**Set exercise**
Identify, in the records below, every line where the string "sinh" appears, and copy each such line.

**The data**

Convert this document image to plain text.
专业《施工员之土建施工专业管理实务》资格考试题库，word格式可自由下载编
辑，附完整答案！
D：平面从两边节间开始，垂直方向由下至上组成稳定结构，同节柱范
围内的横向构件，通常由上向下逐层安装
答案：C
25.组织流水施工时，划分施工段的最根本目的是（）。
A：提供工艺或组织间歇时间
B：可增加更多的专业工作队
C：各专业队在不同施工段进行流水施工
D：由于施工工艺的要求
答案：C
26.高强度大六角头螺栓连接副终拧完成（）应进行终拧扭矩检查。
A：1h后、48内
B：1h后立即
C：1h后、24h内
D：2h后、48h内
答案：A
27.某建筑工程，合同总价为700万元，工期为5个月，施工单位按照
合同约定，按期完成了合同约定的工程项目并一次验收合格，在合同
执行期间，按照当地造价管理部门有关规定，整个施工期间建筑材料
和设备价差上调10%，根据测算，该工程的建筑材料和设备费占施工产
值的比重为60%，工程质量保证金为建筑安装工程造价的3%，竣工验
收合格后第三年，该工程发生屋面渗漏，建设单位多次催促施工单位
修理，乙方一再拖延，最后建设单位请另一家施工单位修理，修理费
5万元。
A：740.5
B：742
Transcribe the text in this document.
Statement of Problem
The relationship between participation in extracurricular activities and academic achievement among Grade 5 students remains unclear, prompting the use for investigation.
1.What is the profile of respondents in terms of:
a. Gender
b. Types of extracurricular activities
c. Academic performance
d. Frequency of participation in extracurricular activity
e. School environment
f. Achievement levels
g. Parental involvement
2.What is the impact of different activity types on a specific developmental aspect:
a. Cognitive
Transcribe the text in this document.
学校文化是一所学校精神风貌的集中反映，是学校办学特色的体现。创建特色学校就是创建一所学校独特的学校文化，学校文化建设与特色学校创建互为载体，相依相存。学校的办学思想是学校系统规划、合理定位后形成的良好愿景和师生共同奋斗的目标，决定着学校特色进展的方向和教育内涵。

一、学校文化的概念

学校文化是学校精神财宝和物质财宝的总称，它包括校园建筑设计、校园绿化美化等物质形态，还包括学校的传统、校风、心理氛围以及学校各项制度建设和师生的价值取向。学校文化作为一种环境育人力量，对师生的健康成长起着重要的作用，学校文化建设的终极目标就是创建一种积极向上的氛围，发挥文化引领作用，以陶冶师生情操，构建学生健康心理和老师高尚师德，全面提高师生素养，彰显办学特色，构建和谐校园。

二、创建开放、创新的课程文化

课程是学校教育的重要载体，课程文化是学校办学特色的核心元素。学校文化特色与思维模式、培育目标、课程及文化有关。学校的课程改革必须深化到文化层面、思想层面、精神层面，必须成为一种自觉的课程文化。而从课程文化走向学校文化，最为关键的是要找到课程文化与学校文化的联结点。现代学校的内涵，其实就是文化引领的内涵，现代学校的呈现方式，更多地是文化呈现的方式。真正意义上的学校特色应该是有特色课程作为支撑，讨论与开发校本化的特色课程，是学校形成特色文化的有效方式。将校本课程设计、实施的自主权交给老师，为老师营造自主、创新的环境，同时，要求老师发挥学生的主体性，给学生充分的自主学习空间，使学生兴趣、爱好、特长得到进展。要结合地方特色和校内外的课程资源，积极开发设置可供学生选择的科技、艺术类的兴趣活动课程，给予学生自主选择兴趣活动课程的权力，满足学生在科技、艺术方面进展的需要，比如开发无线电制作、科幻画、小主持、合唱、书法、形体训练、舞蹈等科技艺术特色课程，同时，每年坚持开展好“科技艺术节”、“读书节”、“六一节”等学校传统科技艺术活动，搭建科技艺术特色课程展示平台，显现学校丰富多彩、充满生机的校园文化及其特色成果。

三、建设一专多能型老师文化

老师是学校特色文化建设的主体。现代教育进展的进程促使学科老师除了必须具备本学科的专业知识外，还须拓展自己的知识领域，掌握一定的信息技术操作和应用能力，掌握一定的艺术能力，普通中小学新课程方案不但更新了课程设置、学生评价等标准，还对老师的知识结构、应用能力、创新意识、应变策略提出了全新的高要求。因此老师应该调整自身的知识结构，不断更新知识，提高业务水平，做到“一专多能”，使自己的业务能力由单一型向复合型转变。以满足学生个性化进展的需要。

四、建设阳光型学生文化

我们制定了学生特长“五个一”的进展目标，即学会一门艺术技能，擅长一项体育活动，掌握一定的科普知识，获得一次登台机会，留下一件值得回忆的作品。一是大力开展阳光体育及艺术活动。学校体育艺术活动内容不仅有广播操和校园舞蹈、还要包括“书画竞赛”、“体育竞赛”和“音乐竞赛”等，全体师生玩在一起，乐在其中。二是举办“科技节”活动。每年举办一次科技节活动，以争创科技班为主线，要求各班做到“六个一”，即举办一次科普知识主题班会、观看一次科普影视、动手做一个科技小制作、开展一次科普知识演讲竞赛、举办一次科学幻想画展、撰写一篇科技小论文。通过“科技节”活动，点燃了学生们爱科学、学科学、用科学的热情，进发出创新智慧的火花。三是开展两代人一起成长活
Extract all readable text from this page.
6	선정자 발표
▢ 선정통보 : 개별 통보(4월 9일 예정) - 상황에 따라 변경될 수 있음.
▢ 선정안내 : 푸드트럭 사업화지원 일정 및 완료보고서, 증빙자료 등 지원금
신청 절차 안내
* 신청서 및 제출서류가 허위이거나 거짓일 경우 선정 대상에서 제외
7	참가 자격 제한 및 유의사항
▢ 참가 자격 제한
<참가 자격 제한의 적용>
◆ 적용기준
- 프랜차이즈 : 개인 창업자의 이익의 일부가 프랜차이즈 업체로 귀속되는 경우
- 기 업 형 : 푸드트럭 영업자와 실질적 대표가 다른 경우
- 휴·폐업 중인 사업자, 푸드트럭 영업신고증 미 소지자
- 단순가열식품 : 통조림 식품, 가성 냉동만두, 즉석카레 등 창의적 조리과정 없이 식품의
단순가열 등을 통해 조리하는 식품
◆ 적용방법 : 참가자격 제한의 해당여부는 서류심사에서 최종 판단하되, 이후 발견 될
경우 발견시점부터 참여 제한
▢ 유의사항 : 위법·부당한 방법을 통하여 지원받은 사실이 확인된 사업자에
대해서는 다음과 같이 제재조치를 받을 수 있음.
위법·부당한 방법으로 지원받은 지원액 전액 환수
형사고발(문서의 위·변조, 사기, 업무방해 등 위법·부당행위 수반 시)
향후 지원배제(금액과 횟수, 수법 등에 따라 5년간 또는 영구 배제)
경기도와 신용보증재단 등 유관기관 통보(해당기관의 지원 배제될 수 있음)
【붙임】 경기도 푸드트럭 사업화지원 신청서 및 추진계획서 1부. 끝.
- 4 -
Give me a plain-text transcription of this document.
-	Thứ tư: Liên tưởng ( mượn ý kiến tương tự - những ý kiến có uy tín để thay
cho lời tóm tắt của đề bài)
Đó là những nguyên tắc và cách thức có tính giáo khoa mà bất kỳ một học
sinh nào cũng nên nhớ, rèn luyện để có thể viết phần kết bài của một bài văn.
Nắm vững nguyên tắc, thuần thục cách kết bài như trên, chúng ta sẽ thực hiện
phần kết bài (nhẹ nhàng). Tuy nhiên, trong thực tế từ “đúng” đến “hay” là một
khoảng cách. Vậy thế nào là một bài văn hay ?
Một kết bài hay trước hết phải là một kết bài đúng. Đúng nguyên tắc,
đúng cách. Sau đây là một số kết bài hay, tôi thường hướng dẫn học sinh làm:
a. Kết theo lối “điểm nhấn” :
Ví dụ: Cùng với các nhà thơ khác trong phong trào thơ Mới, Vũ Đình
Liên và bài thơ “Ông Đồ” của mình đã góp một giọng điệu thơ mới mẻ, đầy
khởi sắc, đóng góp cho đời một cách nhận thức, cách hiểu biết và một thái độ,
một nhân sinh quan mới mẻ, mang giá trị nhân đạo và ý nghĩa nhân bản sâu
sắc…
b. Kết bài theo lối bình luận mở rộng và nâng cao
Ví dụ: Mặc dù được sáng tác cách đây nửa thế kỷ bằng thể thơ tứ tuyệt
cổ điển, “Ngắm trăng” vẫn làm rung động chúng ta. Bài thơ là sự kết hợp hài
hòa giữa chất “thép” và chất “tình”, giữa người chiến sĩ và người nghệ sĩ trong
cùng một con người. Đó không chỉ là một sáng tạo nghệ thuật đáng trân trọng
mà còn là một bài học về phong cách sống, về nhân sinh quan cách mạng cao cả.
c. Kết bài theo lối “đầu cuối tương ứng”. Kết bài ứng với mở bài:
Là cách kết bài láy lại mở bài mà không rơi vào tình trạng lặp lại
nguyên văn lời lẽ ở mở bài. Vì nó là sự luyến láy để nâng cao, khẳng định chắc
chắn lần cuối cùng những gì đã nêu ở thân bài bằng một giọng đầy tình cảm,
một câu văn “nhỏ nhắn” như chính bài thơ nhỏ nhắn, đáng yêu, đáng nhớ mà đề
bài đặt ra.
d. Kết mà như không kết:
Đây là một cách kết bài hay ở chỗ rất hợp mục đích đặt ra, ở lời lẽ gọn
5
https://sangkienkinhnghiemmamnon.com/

**Response**
sinh nào cũng nên nhớ, rèn luyện để có thể viết phần kết bài của một bài văn.
đúng cách. Sau đây là một số kết bài hay, tôi thường hướng dẫn học sinh làm:
một nhân sinh quan mới mẻ, mang giá trị nhân đạo và ý nghĩa nhân bản sâu
mà còn là một bài học về phong cách sống, về nhân sinh quan cách mạng cao cả.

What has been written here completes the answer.